#### [Set exercise]
Output all lines exactly, with nothing added or dropped.

#### [Stored data]
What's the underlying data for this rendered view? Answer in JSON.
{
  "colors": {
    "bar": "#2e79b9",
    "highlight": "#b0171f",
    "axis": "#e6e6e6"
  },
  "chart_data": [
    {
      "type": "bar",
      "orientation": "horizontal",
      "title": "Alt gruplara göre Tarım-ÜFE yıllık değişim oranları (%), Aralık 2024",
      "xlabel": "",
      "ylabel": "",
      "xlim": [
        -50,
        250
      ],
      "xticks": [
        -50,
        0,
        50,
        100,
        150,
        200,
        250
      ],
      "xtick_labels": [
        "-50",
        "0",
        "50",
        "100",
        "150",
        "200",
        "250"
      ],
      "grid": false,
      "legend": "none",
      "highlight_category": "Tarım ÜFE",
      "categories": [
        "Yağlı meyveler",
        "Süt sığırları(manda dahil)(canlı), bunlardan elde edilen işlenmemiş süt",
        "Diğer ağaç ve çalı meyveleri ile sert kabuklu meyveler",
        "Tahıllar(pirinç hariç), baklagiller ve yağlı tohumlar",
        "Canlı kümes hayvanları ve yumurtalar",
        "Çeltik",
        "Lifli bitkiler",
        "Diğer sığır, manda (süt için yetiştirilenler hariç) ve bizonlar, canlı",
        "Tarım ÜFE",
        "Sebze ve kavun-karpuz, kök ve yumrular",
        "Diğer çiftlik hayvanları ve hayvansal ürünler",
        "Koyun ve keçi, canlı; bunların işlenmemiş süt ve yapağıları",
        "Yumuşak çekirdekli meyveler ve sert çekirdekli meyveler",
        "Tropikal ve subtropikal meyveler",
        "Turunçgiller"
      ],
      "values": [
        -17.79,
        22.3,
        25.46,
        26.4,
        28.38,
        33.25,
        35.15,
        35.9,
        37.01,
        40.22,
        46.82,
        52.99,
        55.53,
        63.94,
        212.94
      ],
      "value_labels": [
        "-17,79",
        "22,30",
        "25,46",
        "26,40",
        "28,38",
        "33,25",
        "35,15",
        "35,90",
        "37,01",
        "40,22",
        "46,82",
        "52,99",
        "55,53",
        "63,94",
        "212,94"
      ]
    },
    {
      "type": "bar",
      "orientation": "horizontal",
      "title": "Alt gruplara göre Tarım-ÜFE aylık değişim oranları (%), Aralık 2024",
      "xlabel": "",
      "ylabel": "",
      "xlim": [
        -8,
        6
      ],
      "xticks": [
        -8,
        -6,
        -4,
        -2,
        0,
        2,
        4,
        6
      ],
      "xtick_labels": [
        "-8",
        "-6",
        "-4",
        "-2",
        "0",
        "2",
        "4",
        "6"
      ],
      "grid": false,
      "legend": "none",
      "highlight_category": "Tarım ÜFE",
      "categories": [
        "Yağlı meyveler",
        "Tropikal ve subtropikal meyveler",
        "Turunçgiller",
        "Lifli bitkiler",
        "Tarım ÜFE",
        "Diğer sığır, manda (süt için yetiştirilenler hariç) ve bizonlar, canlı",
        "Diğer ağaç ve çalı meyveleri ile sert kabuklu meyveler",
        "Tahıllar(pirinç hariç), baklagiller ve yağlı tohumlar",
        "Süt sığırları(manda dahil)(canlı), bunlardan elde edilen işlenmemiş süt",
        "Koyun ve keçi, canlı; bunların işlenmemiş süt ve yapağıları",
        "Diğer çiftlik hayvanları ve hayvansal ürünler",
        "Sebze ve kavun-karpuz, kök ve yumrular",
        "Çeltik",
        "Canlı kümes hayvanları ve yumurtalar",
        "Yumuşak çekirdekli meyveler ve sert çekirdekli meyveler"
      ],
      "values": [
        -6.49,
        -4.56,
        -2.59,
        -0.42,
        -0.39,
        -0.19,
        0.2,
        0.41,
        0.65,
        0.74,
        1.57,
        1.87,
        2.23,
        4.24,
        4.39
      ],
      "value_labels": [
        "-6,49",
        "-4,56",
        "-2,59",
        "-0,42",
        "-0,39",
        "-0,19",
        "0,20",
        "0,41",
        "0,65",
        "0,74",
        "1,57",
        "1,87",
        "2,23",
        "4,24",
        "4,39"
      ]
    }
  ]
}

#### [Exercise output]
What's the underlying data for this rendered view? Answer in JSON.
{
  "colors": {
    "bar": "#2e79b9",
    "highlight": "#b0171f",
    "axis": "#e6e6e6"
  },
  "chart_data": [
    {
      "type": "bar",
      "orientation": "horizontal",
      "title": "Alt gruplara göre Tarım-ÜFE yıllık değişim oranları (%), Aralık 2024",
      "xlabel": "",
      "ylabel": "",
      "xlim": [
        -50,
        250
      ],
      "xticks": [
        -50,
        0,
        50,
        100,
        150,
        200,
        250
      ],
      "xtick_labels": [
        "-50",
        "0",
        "50",
        "100",
        "150",
        "200",
        "250"
      ],
      "grid": false,
      "legend": "none",
      "highlight_category": "Tarım ÜFE",
      "categories": [
        "Yağlı meyveler",
        "Süt sığırları(manda dahil)(canlı), bunlardan elde edilen işlenmemiş süt",
        "Diğer ağaç ve çalı meyveleri ile sert kabuklu meyveler",
        "Tahıllar(pirinç hariç), baklagiller ve yağlı tohumlar",
        "Canlı kümes hayvanları ve yumurtalar",
        "Çeltik",
        "Lifli bitkiler",
        "Diğer sığır, manda (süt için yetiştirilenler hariç) ve bizonlar, canlı",
        "Tarım ÜFE",
        "Sebze ve kavun-karpuz, kök ve yumrular",
        "Diğer çiftlik hayvanları ve hayvansal ürünler",
        "Koyun ve keçi, canlı; bunların işlenmemiş süt ve yapağıları",
        "Yumuşak çekirdekli meyveler ve sert çekirdekli meyveler",
        "Tropikal ve subtropikal meyveler",
        "Turunçgiller"
      ],
      "values": [
        -17.79,
        22.3,
        25.46,
        26.4,
        28.38,
        33.25,
        35.15,
        35.9,
        37.01,
        40.22,
        46.82,
        52.99,
        55.53,
        63.94,
        212.94
      ],
      "value_labels": [
        "-17,79",
        "22,30",
        "25,46",
        "26,40",
        "28,38",
        "33,25",
        "35,15",
        "35,90",
        "37,01",
        "40,22",
        "46,82",
        "52,99",
        "55,53",
        "63,94",
        "212,94"
      ]
    },
    {
      "type": "bar",
      "orientation": "horizontal",
      "title": "Alt gruplara göre Tarım-ÜFE aylık değişim oranları (%), Aralık 2024",
      "xlabel": "",
      "ylabel": "",
      "xlim": [
        -8,
        6
      ],
      "xticks": [
        -8,
        -6,
        -4,
        -2,
        0,
        2,
        4,
        6
      ],
      "xtick_labels": [
        "-8",
        "-6",
        "-4",
        "-2",
        "0",
        "2",
        "4",
        "6"
      ],
      "grid": false,
      "legend": "none",
      "highlight_category": "Tarım ÜFE",
      "categories": [
        "Yağlı meyveler",
        "Tropikal ve subtropikal meyveler",
        "Turunçgiller",
        "Lifli bitkiler",
        "Tarım ÜFE",
        "Diğer sığır, manda (süt için yetiştirilenler hariç) ve bizonlar, canlı",
        "Diğer ağaç ve çalı meyveleri ile sert kabuklu meyveler",
        "Tahıllar(pirinç hariç), baklagiller ve yağlı tohumlar",
        "Süt sığırları(manda dahil)(canlı), bunlardan elde edilen işlenmemiş süt",
        "Koyun ve keçi, canlı; bunların işlenmemiş süt ve yapağıları",
        "Diğer çiftlik hayvanları ve hayvansal ürünler",
        "Sebze ve kavun-karpuz, kök ve yumrular",
        "Çeltik",
        "Canlı kümes hayvanları ve yumurtalar",
        "Yumuşak çekirdekli meyveler ve sert çekirdekli meyveler"
      ],
      "values": [
        -6.49,
        -4.56,
        -2.59,
        -0.42,
        -0.39,
        -0.19,
        0.2,
        0.41,
        0.65,
        0.74,
        1.57,
        1.87,
        2.23,
        4.24,
        4.39
      ],
      "value_labels": [
        "-6,49",
        "-4,56",
        "-2,59",
        "-0,42",
        "-0,39",
        "-0,19",
        "0,20",
        "0,41",
        "0,65",
        "0,74",
        "1,57",
        "1,87",
        "2,23",
        "4,24",
        "4,39"
      ]
    }
  ]
}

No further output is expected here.